* **The exercise**: Rewrite the listing below, putting "item-value" in place of every "row-value" and leaving everything else unchanged.

* **Entries provided**:
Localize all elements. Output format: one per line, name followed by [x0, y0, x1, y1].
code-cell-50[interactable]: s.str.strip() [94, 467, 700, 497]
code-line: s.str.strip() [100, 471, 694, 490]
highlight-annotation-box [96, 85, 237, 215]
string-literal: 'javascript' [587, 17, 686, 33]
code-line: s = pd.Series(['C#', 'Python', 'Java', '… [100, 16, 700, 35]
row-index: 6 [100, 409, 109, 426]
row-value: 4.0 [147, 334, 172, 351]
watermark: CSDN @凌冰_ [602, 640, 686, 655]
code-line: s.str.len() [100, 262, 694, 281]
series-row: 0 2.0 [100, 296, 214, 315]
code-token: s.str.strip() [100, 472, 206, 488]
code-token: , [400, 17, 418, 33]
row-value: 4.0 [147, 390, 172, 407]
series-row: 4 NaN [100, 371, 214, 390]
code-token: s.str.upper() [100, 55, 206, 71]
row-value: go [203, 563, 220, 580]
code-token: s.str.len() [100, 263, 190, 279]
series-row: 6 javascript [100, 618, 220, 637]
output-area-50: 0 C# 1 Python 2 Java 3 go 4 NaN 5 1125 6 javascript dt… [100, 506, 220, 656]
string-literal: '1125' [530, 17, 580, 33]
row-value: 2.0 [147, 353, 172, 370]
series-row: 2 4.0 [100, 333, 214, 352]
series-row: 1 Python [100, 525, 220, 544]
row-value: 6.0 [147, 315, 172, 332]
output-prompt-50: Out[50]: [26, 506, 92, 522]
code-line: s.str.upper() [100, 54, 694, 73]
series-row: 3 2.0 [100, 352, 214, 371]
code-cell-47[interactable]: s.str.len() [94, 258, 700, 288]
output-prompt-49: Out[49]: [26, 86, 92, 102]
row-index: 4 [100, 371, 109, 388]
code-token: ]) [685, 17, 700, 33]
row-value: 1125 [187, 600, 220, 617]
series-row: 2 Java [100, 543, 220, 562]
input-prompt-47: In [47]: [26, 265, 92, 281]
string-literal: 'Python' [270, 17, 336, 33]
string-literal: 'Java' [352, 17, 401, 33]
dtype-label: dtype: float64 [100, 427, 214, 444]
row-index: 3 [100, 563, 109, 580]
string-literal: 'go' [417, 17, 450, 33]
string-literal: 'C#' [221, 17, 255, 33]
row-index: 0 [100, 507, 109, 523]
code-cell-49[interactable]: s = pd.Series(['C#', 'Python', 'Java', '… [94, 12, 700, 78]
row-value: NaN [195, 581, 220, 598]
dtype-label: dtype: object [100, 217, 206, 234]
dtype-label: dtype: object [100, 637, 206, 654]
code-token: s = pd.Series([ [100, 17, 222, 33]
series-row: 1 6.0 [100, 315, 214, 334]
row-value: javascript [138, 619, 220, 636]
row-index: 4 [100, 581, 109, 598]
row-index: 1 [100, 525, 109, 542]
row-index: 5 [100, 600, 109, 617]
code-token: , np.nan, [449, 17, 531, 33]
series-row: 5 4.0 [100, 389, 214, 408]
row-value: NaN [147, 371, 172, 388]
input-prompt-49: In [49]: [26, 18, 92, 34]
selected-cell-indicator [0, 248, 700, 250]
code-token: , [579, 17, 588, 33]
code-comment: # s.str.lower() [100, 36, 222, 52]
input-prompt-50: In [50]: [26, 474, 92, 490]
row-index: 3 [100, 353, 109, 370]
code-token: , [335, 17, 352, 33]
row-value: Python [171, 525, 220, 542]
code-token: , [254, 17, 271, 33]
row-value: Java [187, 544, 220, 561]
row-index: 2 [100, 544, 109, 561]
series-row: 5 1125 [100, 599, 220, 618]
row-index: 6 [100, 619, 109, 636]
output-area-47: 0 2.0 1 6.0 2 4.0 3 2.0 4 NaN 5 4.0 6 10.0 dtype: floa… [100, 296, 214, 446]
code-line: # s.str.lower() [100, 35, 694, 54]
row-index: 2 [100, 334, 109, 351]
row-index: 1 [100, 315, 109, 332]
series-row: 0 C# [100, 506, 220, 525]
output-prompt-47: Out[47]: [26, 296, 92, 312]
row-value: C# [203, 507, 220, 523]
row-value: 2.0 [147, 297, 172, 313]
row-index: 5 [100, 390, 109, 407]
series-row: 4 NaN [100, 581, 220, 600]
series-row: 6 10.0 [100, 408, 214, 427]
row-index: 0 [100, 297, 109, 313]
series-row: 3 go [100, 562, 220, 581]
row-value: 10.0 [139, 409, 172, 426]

* **Answer to this problem**:
Localize all elements. Output format: one per line, name followed by [x0, y0, x1, y1].
code-cell-50[interactable]: s.str.strip() [94, 467, 700, 497]
code-line: s.str.strip() [100, 471, 694, 490]
highlight-annotation-box [96, 85, 237, 215]
string-literal: 'javascript' [587, 17, 686, 33]
code-line: s = pd.Series(['C#', 'Python', 'Java', '… [100, 16, 700, 35]
row-index: 6 [100, 409, 109, 426]
item-value: 4.0 [147, 334, 172, 351]
watermark: CSDN @凌冰_ [602, 640, 686, 655]
code-line: s.str.len() [100, 262, 694, 281]
series-row: 0 2.0 [100, 296, 214, 315]
code-token: s.str.strip() [100, 472, 206, 488]
code-token: , [400, 17, 418, 33]
item-value: 4.0 [147, 390, 172, 407]
series-row: 4 NaN [100, 371, 214, 390]
code-token: s.str.upper() [100, 55, 206, 71]
item-value: go [203, 563, 220, 580]
code-token: s.str.len() [100, 263, 190, 279]
series-row: 6 javascript [100, 618, 220, 637]
output-area-50: 0 C# 1 Python 2 Java 3 go 4 NaN 5 1125 6 javascript dt… [100, 506, 220, 656]
string-literal: '1125' [530, 17, 580, 33]
item-value: 2.0 [147, 353, 172, 370]
series-row: 2 4.0 [100, 333, 214, 352]
series-row: 1 Python [100, 525, 220, 544]
item-value: 6.0 [147, 315, 172, 332]
output-prompt-50: Out[50]: [26, 506, 92, 522]
code-line: s.str.upper() [100, 54, 694, 73]
series-row: 3 2.0 [100, 352, 214, 371]
code-cell-47[interactable]: s.str.len() [94, 258, 700, 288]
output-prompt-49: Out[49]: [26, 86, 92, 102]
row-index: 4 [100, 371, 109, 388]
code-token: ]) [685, 17, 700, 33]
item-value: 1125 [187, 600, 220, 617]
series-row: 2 Java [100, 543, 220, 562]
input-prompt-47: In [47]: [26, 265, 92, 281]
string-literal: 'Python' [270, 17, 336, 33]
string-literal: 'Java' [352, 17, 401, 33]
dtype-label: dtype: float64 [100, 427, 214, 444]
row-index: 3 [100, 563, 109, 580]
string-literal: 'go' [417, 17, 450, 33]
string-literal: 'C#' [221, 17, 255, 33]
row-index: 0 [100, 507, 109, 523]
code-cell-49[interactable]: s = pd.Series(['C#', 'Python', 'Java', '… [94, 12, 700, 78]
item-value: NaN [195, 581, 220, 598]
dtype-label: dtype: object [100, 217, 206, 234]
dtype-label: dtype: object [100, 637, 206, 654]
code-token: s = pd.Series([ [100, 17, 222, 33]
series-row: 1 6.0 [100, 315, 214, 334]
item-value: javascript [138, 619, 220, 636]
row-index: 4 [100, 581, 109, 598]
row-index: 1 [100, 525, 109, 542]
row-index: 5 [100, 600, 109, 617]
code-token: , np.nan, [449, 17, 531, 33]
series-row: 5 4.0 [100, 389, 214, 408]
item-value: NaN [147, 371, 172, 388]
input-prompt-49: In [49]: [26, 18, 92, 34]
selected-cell-indicator [0, 248, 700, 250]
code-token: , [579, 17, 588, 33]
code-comment: # s.str.lower() [100, 36, 222, 52]
input-prompt-50: In [50]: [26, 474, 92, 490]
row-index: 3 [100, 353, 109, 370]
code-token: , [335, 17, 352, 33]
item-value: Python [171, 525, 220, 542]
code-token: , [254, 17, 271, 33]
item-value: Java [187, 544, 220, 561]
row-index: 2 [100, 544, 109, 561]
series-row: 5 1125 [100, 599, 220, 618]
row-index: 6 [100, 619, 109, 636]
output-area-47: 0 2.0 1 6.0 2 4.0 3 2.0 4 NaN 5 4.0 6 10.0 dtype: floa… [100, 296, 214, 446]
code-line: # s.str.lower() [100, 35, 694, 54]
row-index: 2 [100, 334, 109, 351]
row-index: 1 [100, 315, 109, 332]
series-row: 0 C# [100, 506, 220, 525]
output-prompt-47: Out[47]: [26, 296, 92, 312]
item-value: C# [203, 507, 220, 523]
item-value: 2.0 [147, 297, 172, 313]
row-index: 5 [100, 390, 109, 407]
series-row: 4 NaN [100, 581, 220, 600]
series-row: 6 10.0 [100, 408, 214, 427]
row-index: 0 [100, 297, 109, 313]
series-row: 3 go [100, 562, 220, 581]
item-value: 10.0 [139, 409, 172, 426]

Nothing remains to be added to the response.